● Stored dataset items
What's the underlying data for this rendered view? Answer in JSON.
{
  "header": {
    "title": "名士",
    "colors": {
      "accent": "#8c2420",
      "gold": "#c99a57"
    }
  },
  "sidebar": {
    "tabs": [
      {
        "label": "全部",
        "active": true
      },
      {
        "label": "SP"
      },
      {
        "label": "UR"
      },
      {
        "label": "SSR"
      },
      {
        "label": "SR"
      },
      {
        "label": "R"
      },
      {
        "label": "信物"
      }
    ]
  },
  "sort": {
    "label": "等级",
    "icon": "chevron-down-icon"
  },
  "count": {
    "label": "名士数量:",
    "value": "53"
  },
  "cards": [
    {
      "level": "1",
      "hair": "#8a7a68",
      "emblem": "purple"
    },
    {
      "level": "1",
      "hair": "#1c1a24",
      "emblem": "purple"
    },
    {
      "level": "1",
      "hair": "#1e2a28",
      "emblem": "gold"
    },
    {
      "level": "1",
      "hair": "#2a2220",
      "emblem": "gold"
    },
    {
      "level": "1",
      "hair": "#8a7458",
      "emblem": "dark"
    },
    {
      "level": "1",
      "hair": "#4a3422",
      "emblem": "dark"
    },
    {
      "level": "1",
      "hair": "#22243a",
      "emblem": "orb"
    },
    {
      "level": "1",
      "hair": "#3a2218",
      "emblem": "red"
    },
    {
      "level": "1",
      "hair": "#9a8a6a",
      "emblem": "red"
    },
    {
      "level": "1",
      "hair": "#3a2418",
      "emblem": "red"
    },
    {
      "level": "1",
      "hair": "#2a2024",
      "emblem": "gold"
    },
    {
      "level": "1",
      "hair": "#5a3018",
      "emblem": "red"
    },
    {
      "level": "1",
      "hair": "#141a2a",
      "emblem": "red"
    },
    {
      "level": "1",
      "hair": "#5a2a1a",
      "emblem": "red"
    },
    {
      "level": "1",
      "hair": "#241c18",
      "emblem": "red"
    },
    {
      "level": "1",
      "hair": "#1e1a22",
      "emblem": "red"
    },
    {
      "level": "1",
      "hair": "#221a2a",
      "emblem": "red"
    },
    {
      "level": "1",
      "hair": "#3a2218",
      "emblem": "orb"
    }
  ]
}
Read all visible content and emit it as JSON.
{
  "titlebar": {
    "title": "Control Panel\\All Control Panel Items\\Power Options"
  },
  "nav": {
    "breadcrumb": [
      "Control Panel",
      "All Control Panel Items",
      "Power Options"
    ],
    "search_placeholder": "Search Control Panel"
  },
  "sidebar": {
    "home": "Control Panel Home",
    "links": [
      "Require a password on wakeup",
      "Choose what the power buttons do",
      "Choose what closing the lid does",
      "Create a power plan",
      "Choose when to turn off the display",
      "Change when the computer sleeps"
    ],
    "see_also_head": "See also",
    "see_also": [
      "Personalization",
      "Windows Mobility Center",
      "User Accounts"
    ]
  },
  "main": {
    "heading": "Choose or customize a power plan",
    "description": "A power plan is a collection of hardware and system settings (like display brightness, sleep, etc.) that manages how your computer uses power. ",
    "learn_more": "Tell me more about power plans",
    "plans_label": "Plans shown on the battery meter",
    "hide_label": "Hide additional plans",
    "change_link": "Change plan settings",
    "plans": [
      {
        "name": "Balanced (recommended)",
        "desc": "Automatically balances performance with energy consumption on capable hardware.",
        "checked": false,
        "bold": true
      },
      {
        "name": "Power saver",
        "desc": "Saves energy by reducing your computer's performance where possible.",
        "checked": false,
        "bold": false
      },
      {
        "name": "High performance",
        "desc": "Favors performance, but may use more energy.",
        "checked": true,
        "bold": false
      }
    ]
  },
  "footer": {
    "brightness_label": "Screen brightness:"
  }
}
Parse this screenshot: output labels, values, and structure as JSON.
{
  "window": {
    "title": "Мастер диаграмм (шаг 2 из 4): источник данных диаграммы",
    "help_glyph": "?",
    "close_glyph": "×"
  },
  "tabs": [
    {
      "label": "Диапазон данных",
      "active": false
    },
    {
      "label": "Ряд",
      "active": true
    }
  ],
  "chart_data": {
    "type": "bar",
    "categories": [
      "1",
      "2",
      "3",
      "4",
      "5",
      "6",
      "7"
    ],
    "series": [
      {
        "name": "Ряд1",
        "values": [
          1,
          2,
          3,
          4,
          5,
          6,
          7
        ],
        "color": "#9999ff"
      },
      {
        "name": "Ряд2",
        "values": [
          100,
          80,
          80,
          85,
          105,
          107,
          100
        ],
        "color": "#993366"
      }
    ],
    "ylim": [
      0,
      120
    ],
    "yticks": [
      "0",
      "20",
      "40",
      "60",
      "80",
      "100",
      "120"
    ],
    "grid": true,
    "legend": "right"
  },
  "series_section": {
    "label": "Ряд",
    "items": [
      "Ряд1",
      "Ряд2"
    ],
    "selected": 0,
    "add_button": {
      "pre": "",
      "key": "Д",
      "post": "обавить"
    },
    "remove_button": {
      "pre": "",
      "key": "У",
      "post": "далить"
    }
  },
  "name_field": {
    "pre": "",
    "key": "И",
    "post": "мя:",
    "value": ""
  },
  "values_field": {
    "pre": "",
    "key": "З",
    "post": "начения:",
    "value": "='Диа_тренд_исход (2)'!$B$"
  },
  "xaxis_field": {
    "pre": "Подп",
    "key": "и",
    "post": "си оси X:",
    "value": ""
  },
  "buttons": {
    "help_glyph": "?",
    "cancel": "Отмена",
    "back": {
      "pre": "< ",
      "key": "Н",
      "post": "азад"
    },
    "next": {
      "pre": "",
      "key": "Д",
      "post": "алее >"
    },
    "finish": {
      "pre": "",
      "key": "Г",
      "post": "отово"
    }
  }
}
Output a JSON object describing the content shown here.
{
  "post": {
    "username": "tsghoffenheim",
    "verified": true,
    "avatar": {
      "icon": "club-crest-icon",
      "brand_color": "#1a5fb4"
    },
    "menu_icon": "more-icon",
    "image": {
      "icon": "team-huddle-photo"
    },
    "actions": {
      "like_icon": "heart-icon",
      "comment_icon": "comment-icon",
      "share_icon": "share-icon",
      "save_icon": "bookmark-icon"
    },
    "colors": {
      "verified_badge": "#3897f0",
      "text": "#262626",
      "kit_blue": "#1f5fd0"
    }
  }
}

● Work to do
Every record above needs to be repeated word for word.

● Solution
What's the underlying data for this rendered view? Answer in JSON.
{
  "header": {
    "title": "名士",
    "colors": {
      "accent": "#8c2420",
      "gold": "#c99a57"
    }
  },
  "sidebar": {
    "tabs": [
      {
        "label": "全部",
        "active": true
      },
      {
        "label": "SP"
      },
      {
        "label": "UR"
      },
      {
        "label": "SSR"
      },
      {
        "label": "SR"
      },
      {
        "label": "R"
      },
      {
        "label": "信物"
      }
    ]
  },
  "sort": {
    "label": "等级",
    "icon": "chevron-down-icon"
  },
  "count": {
    "label": "名士数量:",
    "value": "53"
  },
  "cards": [
    {
      "level": "1",
      "hair": "#8a7a68",
      "emblem": "purple"
    },
    {
      "level": "1",
      "hair": "#1c1a24",
      "emblem": "purple"
    },
    {
      "level": "1",
      "hair": "#1e2a28",
      "emblem": "gold"
    },
    {
      "level": "1",
      "hair": "#2a2220",
      "emblem": "gold"
    },
    {
      "level": "1",
      "hair": "#8a7458",
      "emblem": "dark"
    },
    {
      "level": "1",
      "hair": "#4a3422",
      "emblem": "dark"
    },
    {
      "level": "1",
      "hair": "#22243a",
      "emblem": "orb"
    },
    {
      "level": "1",
      "hair": "#3a2218",
      "emblem": "red"
    },
    {
      "level": "1",
      "hair": "#9a8a6a",
      "emblem": "red"
    },
    {
      "level": "1",
      "hair": "#3a2418",
      "emblem": "red"
    },
    {
      "level": "1",
      "hair": "#2a2024",
      "emblem": "gold"
    },
    {
      "level": "1",
      "hair": "#5a3018",
      "emblem": "red"
    },
    {
      "level": "1",
      "hair": "#141a2a",
      "emblem": "red"
    },
    {
      "level": "1",
      "hair": "#5a2a1a",
      "emblem": "red"
    },
    {
      "level": "1",
      "hair": "#241c18",
      "emblem": "red"
    },
    {
      "level": "1",
      "hair": "#1e1a22",
      "emblem": "red"
    },
    {
      "level": "1",
      "hair": "#221a2a",
      "emblem": "red"
    },
    {
      "level": "1",
      "hair": "#3a2218",
      "emblem": "orb"
    }
  ]
}
Read all visible content and emit it as JSON.
{
  "titlebar": {
    "title": "Control Panel\\All Control Panel Items\\Power Options"
  },
  "nav": {
    "breadcrumb": [
      "Control Panel",
      "All Control Panel Items",
      "Power Options"
    ],
    "search_placeholder": "Search Control Panel"
  },
  "sidebar": {
    "home": "Control Panel Home",
    "links": [
      "Require a password on wakeup",
      "Choose what the power buttons do",
      "Choose what closing the lid does",
      "Create a power plan",
      "Choose when to turn off the display",
      "Change when the computer sleeps"
    ],
    "see_also_head": "See also",
    "see_also": [
      "Personalization",
      "Windows Mobility Center",
      "User Accounts"
    ]
  },
  "main": {
    "heading": "Choose or customize a power plan",
    "description": "A power plan is a collection of hardware and system settings (like display brightness, sleep, etc.) that manages how your computer uses power. ",
    "learn_more": "Tell me more about power plans",
    "plans_label": "Plans shown on the battery meter",
    "hide_label": "Hide additional plans",
    "change_link": "Change plan settings",
    "plans": [
      {
        "name": "Balanced (recommended)",
        "desc": "Automatically balances performance with energy consumption on capable hardware.",
        "checked": false,
        "bold": true
      },
      {
        "name": "Power saver",
        "desc": "Saves energy by reducing your computer's performance where possible.",
        "checked": false,
        "bold": false
      },
      {
        "name": "High performance",
        "desc": "Favors performance, but may use more energy.",
        "checked": true,
        "bold": false
      }
    ]
  },
  "footer": {
    "brightness_label": "Screen brightness:"
  }
}
Parse this screenshot: output labels, values, and structure as JSON.
{
  "window": {
    "title": "Мастер диаграмм (шаг 2 из 4): источник данных диаграммы",
    "help_glyph": "?",
    "close_glyph": "×"
  },
  "tabs": [
    {
      "label": "Диапазон данных",
      "active": false
    },
    {
      "label": "Ряд",
      "active": true
    }
  ],
  "chart_data": {
    "type": "bar",
    "categories": [
      "1",
      "2",
      "3",
      "4",
      "5",
      "6",
      "7"
    ],
    "series": [
      {
        "name": "Ряд1",
        "values": [
          1,
          2,
          3,
          4,
          5,
          6,
          7
        ],
        "color": "#9999ff"
      },
      {
        "name": "Ряд2",
        "values": [
          100,
          80,
          80,
          85,
          105,
          107,
          100
        ],
        "color": "#993366"
      }
    ],
    "ylim": [
      0,
      120
    ],
    "yticks": [
      "0",
      "20",
      "40",
      "60",
      "80",
      "100",
      "120"
    ],
    "grid": true,
    "legend": "right"
  },
  "series_section": {
    "label": "Ряд",
    "items": [
      "Ряд1",
      "Ряд2"
    ],
    "selected": 0,
    "add_button": {
      "pre": "",
      "key": "Д",
      "post": "обавить"
    },
    "remove_button": {
      "pre": "",
      "key": "У",
      "post": "далить"
    }
  },
  "name_field": {
    "pre": "",
    "key": "И",
    "post": "мя:",
    "value": ""
  },
  "values_field": {
    "pre": "",
    "key": "З",
    "post": "начения:",
    "value": "='Диа_тренд_исход (2)'!$B$"
  },
  "xaxis_field": {
    "pre": "Подп",
    "key": "и",
    "post": "си оси X:",
    "value": ""
  },
  "buttons": {
    "help_glyph": "?",
    "cancel": "Отмена",
    "back": {
      "pre": "< ",
      "key": "Н",
      "post": "азад"
    },
    "next": {
      "pre": "",
      "key": "Д",
      "post": "алее >"
    },
    "finish": {
      "pre": "",
      "key": "Г",
      "post": "отово"
    }
  }
}
Output a JSON object describing the content shown here.
{
  "post": {
    "username": "tsghoffenheim",
    "verified": true,
    "avatar": {
      "icon": "club-crest-icon",
      "brand_color": "#1a5fb4"
    },
    "menu_icon": "more-icon",
    "image": {
      "icon": "team-huddle-photo"
    },
    "actions": {
      "like_icon": "heart-icon",
      "comment_icon": "comment-icon",
      "share_icon": "share-icon",
      "save_icon": "bookmark-icon"
    },
    "colors": {
      "verified_badge": "#3897f0",
      "text": "#262626",
      "kit_blue": "#1f5fd0"
    }
  }
}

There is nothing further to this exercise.